Figure data in JSON:
-.-.-
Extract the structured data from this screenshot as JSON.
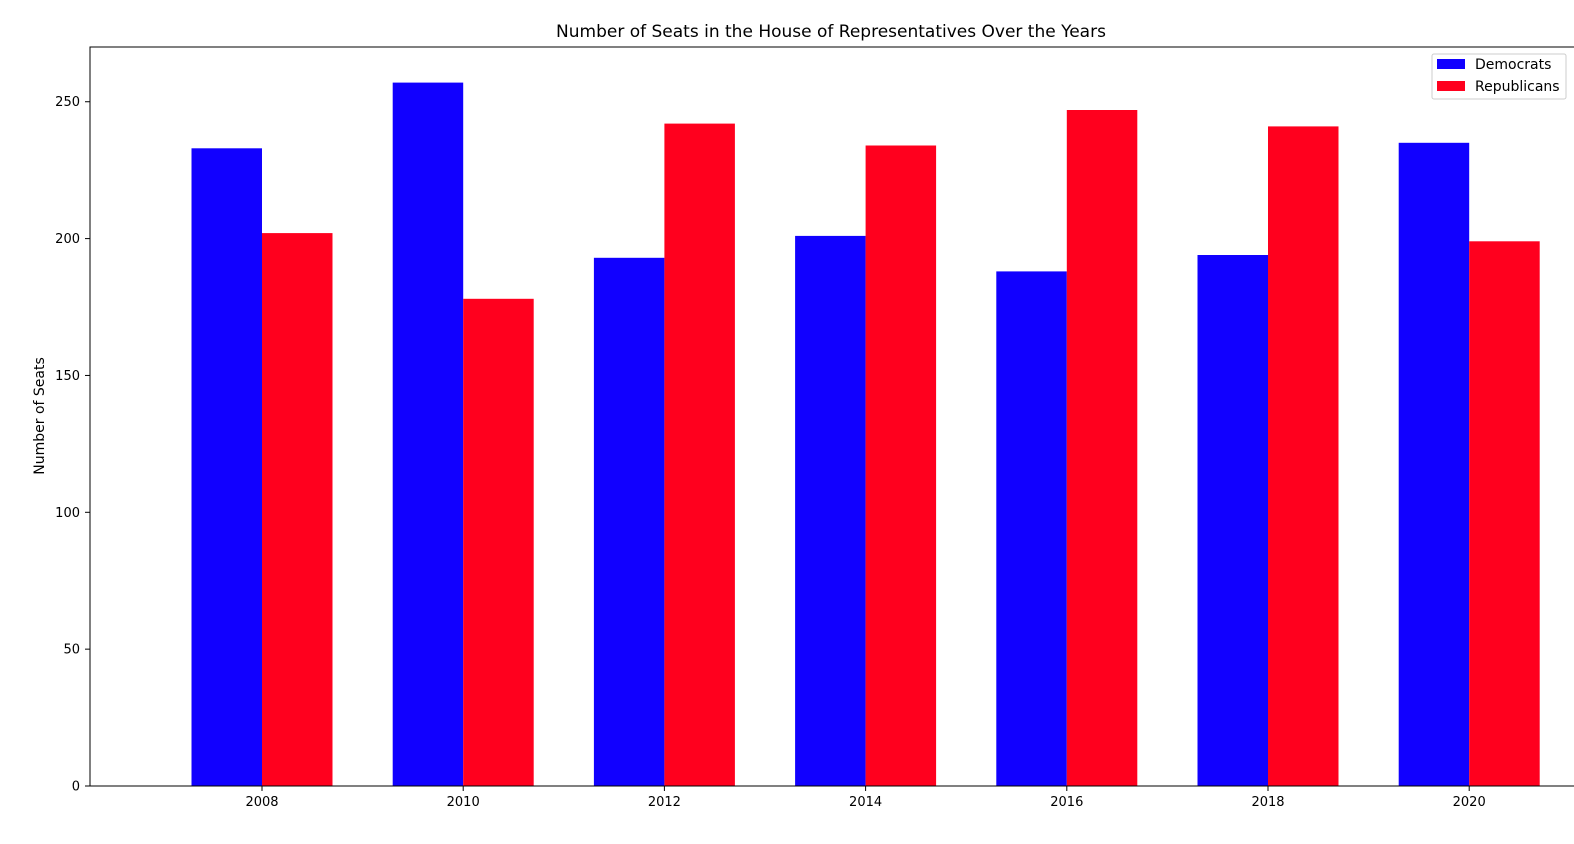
{
  "chart_data": {
    "type": "bar",
    "title": "Number of Seats in the House of Representatives Over the Years",
    "xlabel": "",
    "ylabel": "Number of Seats",
    "categories": [
      "2008",
      "2010",
      "2012",
      "2014",
      "2016",
      "2018",
      "2020"
    ],
    "series": [
      {
        "name": "Democrats",
        "color": "#1100ff",
        "values": [
          233,
          257,
          193,
          201,
          188,
          194,
          235
        ]
      },
      {
        "name": "Republicans",
        "color": "#ff001e",
        "values": [
          202,
          178,
          242,
          234,
          247,
          241,
          199
        ]
      }
    ],
    "ylim": [
      0,
      270
    ],
    "yticks": [
      0,
      50,
      100,
      150,
      200,
      250
    ],
    "grid": false,
    "legend_position": "top-right"
  }
}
-.-.-
- _WHAT YOU HAVE TO DO_:
Except for the pictures, give all the material above again verbatim.

- _EXERCISE ANSWER_:
Extract the structured data from this screenshot as JSON.
{
  "chart_data": {
    "type": "bar",
    "title": "Number of Seats in the House of Representatives Over the Years",
    "xlabel": "",
    "ylabel": "Number of Seats",
    "categories": [
      "2008",
      "2010",
      "2012",
      "2014",
      "2016",
      "2018",
      "2020"
    ],
    "series": [
      {
        "name": "Democrats",
        "color": "#1100ff",
        "values": [
          233,
          257,
          193,
          201,
          188,
          194,
          235
        ]
      },
      {
        "name": "Republicans",
        "color": "#ff001e",
        "values": [
          202,
          178,
          242,
          234,
          247,
          241,
          199
        ]
      }
    ],
    "ylim": [
      0,
      270
    ],
    "yticks": [
      0,
      50,
      100,
      150,
      200,
      250
    ],
    "grid": false,
    "legend_position": "top-right"
  }
}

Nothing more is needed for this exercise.